▶ _Aim_
Look through the lines below and extract each one that contains "JSON".

:: Provided entries ::

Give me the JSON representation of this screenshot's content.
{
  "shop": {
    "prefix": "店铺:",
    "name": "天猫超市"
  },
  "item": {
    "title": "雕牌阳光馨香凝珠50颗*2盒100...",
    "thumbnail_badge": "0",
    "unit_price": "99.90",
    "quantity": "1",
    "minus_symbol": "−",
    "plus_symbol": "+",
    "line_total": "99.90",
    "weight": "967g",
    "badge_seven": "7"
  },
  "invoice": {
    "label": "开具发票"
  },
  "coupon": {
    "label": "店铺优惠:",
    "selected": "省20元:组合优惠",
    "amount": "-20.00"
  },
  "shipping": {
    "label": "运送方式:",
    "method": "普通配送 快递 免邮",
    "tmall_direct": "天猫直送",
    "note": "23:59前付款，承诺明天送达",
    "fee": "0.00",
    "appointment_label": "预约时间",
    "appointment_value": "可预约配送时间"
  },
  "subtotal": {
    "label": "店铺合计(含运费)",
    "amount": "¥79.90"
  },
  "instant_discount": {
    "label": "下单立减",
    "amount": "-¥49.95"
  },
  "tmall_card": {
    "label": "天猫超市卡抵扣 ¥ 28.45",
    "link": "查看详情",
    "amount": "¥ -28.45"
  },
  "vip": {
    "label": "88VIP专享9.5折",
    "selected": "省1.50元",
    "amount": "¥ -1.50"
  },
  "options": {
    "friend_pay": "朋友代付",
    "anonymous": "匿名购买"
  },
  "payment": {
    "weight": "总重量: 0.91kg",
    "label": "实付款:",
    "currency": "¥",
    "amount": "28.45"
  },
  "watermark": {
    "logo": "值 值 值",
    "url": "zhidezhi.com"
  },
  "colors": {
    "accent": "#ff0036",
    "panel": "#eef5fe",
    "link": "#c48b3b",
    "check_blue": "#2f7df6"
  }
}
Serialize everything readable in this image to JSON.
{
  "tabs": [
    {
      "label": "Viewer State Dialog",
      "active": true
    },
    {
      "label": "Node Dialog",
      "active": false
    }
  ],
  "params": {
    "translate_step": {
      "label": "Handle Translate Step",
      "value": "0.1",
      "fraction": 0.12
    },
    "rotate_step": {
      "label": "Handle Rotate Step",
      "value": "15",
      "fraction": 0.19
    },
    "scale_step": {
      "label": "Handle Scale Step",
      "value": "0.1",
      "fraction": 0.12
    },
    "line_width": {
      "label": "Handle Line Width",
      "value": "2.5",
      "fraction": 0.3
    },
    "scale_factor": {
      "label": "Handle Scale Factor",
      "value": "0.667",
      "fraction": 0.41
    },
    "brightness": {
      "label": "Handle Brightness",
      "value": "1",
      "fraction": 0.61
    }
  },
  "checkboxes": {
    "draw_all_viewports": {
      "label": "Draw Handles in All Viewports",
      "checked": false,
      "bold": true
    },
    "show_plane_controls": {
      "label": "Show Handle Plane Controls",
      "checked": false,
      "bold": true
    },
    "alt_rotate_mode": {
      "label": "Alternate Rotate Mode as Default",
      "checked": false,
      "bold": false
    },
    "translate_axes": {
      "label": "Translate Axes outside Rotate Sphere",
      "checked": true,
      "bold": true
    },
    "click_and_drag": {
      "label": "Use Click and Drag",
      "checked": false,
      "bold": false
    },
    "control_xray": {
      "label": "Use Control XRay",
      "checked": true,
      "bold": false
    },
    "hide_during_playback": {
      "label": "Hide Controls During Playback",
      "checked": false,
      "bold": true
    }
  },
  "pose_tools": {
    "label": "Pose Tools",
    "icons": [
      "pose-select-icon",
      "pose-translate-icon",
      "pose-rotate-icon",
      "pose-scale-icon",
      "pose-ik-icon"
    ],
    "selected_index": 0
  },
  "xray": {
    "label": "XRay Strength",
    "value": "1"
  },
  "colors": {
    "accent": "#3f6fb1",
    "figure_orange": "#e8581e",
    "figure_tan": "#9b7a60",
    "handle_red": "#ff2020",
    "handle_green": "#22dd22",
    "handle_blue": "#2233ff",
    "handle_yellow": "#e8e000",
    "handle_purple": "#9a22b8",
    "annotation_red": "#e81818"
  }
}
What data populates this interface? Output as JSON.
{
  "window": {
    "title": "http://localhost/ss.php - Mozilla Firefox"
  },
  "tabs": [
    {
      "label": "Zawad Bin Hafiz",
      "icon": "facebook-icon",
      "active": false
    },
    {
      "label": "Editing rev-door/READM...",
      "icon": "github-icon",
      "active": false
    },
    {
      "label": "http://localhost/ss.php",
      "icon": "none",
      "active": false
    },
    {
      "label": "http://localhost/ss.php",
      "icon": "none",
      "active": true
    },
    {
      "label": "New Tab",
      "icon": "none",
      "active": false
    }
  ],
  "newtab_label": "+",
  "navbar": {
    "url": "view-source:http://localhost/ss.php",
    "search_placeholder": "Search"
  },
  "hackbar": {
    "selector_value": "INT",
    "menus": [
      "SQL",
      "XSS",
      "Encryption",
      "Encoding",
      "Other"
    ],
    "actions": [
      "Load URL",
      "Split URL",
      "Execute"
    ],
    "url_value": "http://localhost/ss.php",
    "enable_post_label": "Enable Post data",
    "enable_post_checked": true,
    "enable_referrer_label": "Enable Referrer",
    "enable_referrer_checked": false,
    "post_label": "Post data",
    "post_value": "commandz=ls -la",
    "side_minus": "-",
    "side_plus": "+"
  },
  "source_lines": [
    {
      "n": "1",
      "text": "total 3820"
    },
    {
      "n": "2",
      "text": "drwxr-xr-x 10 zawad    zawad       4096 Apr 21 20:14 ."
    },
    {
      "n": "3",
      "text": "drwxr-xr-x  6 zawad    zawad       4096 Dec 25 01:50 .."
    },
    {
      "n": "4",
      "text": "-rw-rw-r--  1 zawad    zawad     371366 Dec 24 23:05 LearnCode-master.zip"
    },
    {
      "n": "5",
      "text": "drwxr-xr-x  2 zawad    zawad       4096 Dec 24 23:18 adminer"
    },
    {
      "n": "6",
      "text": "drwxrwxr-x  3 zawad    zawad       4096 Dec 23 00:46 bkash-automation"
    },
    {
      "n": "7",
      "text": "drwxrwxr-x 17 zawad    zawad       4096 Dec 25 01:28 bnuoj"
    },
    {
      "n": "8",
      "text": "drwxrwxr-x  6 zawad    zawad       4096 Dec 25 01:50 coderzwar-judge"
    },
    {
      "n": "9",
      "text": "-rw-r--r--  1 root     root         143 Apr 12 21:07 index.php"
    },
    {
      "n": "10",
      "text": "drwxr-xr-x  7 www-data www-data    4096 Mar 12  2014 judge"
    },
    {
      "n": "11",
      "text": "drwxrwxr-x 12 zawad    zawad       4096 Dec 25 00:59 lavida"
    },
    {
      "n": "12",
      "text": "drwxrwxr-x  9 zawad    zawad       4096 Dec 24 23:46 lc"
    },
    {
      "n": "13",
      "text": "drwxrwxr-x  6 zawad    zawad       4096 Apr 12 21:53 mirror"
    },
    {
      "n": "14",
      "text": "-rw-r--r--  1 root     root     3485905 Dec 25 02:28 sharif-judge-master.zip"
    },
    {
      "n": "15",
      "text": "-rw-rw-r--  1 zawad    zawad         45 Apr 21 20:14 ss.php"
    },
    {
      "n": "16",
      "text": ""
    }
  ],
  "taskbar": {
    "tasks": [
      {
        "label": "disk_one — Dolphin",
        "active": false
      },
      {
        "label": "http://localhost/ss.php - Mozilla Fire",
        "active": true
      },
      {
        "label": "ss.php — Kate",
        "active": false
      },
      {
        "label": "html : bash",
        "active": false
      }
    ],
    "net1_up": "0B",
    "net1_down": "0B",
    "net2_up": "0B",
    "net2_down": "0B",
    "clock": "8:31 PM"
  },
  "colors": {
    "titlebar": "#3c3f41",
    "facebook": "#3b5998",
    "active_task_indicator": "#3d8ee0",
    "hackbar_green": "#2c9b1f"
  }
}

:::

▶ _Worked solution_
Give me the JSON representation of this screenshot's content.
Serialize everything readable in this image to JSON.
What data populates this interface? Output as JSON.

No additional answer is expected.